- SET TASK:
Give back the entire listing verbatim.

[Data records]

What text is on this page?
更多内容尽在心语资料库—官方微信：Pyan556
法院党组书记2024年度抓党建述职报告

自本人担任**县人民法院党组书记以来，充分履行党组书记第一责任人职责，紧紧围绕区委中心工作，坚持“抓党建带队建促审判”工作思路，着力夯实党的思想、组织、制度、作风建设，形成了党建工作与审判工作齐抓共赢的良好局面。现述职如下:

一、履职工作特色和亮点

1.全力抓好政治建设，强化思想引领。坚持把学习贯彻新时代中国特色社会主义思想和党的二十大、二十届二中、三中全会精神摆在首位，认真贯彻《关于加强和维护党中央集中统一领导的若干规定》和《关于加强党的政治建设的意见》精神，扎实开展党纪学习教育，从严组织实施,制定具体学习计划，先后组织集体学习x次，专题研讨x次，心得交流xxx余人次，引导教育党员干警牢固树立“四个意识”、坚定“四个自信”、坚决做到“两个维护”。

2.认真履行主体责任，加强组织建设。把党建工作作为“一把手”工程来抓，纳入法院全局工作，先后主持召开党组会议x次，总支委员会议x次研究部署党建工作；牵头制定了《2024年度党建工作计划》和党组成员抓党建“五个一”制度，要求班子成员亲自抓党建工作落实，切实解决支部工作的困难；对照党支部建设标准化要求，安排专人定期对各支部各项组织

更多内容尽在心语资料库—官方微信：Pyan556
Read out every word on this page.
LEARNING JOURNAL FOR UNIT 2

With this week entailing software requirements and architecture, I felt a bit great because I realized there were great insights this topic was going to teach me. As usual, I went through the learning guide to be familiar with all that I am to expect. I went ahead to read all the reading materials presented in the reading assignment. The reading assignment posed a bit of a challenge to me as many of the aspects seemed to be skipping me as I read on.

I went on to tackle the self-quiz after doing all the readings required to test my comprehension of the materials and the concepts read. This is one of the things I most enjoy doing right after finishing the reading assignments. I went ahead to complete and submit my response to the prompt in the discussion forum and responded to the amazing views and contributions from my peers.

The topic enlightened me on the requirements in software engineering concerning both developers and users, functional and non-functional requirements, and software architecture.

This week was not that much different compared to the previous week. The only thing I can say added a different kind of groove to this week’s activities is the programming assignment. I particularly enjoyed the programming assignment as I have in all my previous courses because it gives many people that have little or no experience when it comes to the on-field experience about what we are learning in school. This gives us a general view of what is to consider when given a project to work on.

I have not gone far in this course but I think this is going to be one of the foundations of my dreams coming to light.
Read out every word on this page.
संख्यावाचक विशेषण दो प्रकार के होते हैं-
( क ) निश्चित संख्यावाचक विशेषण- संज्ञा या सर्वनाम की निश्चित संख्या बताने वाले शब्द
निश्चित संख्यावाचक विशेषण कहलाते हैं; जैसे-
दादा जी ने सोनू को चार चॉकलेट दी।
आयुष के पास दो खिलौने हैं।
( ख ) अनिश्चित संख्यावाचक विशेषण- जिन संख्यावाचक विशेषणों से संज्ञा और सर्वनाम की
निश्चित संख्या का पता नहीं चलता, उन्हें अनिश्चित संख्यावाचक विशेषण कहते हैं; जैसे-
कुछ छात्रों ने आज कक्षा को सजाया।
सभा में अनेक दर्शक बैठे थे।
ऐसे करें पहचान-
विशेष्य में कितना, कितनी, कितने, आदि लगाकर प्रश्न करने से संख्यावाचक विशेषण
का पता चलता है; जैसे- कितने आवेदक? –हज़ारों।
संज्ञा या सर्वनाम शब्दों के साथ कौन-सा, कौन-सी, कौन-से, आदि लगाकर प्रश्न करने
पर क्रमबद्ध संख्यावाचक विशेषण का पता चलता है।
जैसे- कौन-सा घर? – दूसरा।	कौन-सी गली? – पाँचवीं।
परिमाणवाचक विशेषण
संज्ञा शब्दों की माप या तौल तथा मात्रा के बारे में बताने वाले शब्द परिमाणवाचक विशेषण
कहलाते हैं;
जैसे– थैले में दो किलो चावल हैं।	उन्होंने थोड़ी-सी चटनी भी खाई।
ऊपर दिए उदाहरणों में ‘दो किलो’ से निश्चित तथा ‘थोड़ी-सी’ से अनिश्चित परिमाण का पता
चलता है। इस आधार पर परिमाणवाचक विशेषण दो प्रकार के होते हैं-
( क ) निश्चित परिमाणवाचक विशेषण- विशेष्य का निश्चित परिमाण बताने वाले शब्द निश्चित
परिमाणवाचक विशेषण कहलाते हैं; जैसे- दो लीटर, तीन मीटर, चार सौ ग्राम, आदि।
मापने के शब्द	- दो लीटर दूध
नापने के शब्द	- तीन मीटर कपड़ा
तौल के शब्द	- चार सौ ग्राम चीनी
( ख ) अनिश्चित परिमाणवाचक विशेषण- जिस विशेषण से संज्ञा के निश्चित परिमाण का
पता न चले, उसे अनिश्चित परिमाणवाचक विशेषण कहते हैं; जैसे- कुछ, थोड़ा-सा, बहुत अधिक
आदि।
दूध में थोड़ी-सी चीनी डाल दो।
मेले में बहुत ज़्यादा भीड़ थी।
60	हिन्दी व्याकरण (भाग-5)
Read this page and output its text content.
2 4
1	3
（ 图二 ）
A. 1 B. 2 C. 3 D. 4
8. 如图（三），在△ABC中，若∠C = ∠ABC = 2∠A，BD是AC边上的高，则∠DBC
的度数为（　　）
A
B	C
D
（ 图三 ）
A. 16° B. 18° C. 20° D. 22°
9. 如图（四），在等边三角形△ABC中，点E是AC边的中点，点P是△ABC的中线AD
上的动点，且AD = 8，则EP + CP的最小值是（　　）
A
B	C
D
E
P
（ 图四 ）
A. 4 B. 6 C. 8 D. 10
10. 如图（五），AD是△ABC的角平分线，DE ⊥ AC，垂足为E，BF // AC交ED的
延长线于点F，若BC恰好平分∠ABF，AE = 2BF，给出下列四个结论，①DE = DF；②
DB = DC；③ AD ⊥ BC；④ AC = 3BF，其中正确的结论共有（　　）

- CORRECT ANSWER:
What text is on this page?
更多内容尽在心语资料库—官方微信：Pyan556
法院党组书记2024年度抓党建述职报告

自本人担任**县人民法院党组书记以来，充分履行党组书记第一责任人职责，紧紧围绕区委中心工作，坚持“抓党建带队建促审判”工作思路，着力夯实党的思想、组织、制度、作风建设，形成了党建工作与审判工作齐抓共赢的良好局面。现述职如下:

一、履职工作特色和亮点

1.全力抓好政治建设，强化思想引领。坚持把学习贯彻新时代中国特色社会主义思想和党的二十大、二十届二中、三中全会精神摆在首位，认真贯彻《关于加强和维护党中央集中统一领导的若干规定》和《关于加强党的政治建设的意见》精神，扎实开展党纪学习教育，从严组织实施,制定具体学习计划，先后组织集体学习x次，专题研讨x次，心得交流xxx余人次，引导教育党员干警牢固树立“四个意识”、坚定“四个自信”、坚决做到“两个维护”。

2.认真履行主体责任，加强组织建设。把党建工作作为“一把手”工程来抓，纳入法院全局工作，先后主持召开党组会议x次，总支委员会议x次研究部署党建工作；牵头制定了《2024年度党建工作计划》和党组成员抓党建“五个一”制度，要求班子成员亲自抓党建工作落实，切实解决支部工作的困难；对照党支部建设标准化要求，安排专人定期对各支部各项组织

更多内容尽在心语资料库—官方微信：Pyan556
Read out every word on this page.
LEARNING JOURNAL FOR UNIT 2

With this week entailing software requirements and architecture, I felt a bit great because I realized there were great insights this topic was going to teach me. As usual, I went through the learning guide to be familiar with all that I am to expect. I went ahead to read all the reading materials presented in the reading assignment. The reading assignment posed a bit of a challenge to me as many of the aspects seemed to be skipping me as I read on.

I went on to tackle the self-quiz after doing all the readings required to test my comprehension of the materials and the concepts read. This is one of the things I most enjoy doing right after finishing the reading assignments. I went ahead to complete and submit my response to the prompt in the discussion forum and responded to the amazing views and contributions from my peers.

The topic enlightened me on the requirements in software engineering concerning both developers and users, functional and non-functional requirements, and software architecture.

This week was not that much different compared to the previous week. The only thing I can say added a different kind of groove to this week’s activities is the programming assignment. I particularly enjoyed the programming assignment as I have in all my previous courses because it gives many people that have little or no experience when it comes to the on-field experience about what we are learning in school. This gives us a general view of what is to consider when given a project to work on.

I have not gone far in this course but I think this is going to be one of the foundations of my dreams coming to light.
Read out every word on this page.
संख्यावाचक विशेषण दो प्रकार के होते हैं-
( क ) निश्चित संख्यावाचक विशेषण- संज्ञा या सर्वनाम की निश्चित संख्या बताने वाले शब्द
निश्चित संख्यावाचक विशेषण कहलाते हैं; जैसे-
दादा जी ने सोनू को चार चॉकलेट दी।
आयुष के पास दो खिलौने हैं।
( ख ) अनिश्चित संख्यावाचक विशेषण- जिन संख्यावाचक विशेषणों से संज्ञा और सर्वनाम की
निश्चित संख्या का पता नहीं चलता, उन्हें अनिश्चित संख्यावाचक विशेषण कहते हैं; जैसे-
कुछ छात्रों ने आज कक्षा को सजाया।
सभा में अनेक दर्शक बैठे थे।
ऐसे करें पहचान-
विशेष्य में कितना, कितनी, कितने, आदि लगाकर प्रश्न करने से संख्यावाचक विशेषण
का पता चलता है; जैसे- कितने आवेदक? –हज़ारों।
संज्ञा या सर्वनाम शब्दों के साथ कौन-सा, कौन-सी, कौन-से, आदि लगाकर प्रश्न करने
पर क्रमबद्ध संख्यावाचक विशेषण का पता चलता है।
जैसे- कौन-सा घर? – दूसरा।	कौन-सी गली? – पाँचवीं।
परिमाणवाचक विशेषण
संज्ञा शब्दों की माप या तौल तथा मात्रा के बारे में बताने वाले शब्द परिमाणवाचक विशेषण
कहलाते हैं;
जैसे– थैले में दो किलो चावल हैं।	उन्होंने थोड़ी-सी चटनी भी खाई।
ऊपर दिए उदाहरणों में ‘दो किलो’ से निश्चित तथा ‘थोड़ी-सी’ से अनिश्चित परिमाण का पता
चलता है। इस आधार पर परिमाणवाचक विशेषण दो प्रकार के होते हैं-
( क ) निश्चित परिमाणवाचक विशेषण- विशेष्य का निश्चित परिमाण बताने वाले शब्द निश्चित
परिमाणवाचक विशेषण कहलाते हैं; जैसे- दो लीटर, तीन मीटर, चार सौ ग्राम, आदि।
मापने के शब्द	- दो लीटर दूध
नापने के शब्द	- तीन मीटर कपड़ा
तौल के शब्द	- चार सौ ग्राम चीनी
( ख ) अनिश्चित परिमाणवाचक विशेषण- जिस विशेषण से संज्ञा के निश्चित परिमाण का
पता न चले, उसे अनिश्चित परिमाणवाचक विशेषण कहते हैं; जैसे- कुछ, थोड़ा-सा, बहुत अधिक
आदि।
दूध में थोड़ी-सी चीनी डाल दो।
मेले में बहुत ज़्यादा भीड़ थी।
60	हिन्दी व्याकरण (भाग-5)
Read this page and output its text content.
2 4
1	3
（ 图二 ）
A. 1 B. 2 C. 3 D. 4
8. 如图（三），在△ABC中，若∠C = ∠ABC = 2∠A，BD是AC边上的高，则∠DBC
的度数为（　　）
A
B	C
D
（ 图三 ）
A. 16° B. 18° C. 20° D. 22°
9. 如图（四），在等边三角形△ABC中，点E是AC边的中点，点P是△ABC的中线AD
上的动点，且AD = 8，则EP + CP的最小值是（　　）
A
B	C
D
E
P
（ 图四 ）
A. 4 B. 6 C. 8 D. 10
10. 如图（五），AD是△ABC的角平分线，DE ⊥ AC，垂足为E，BF // AC交ED的
延长线于点F，若BC恰好平分∠ABF，AE = 2BF，给出下列四个结论，①DE = DF；②
DB = DC；③ AD ⊥ BC；④ AC = 3BF，其中正确的结论共有（　　）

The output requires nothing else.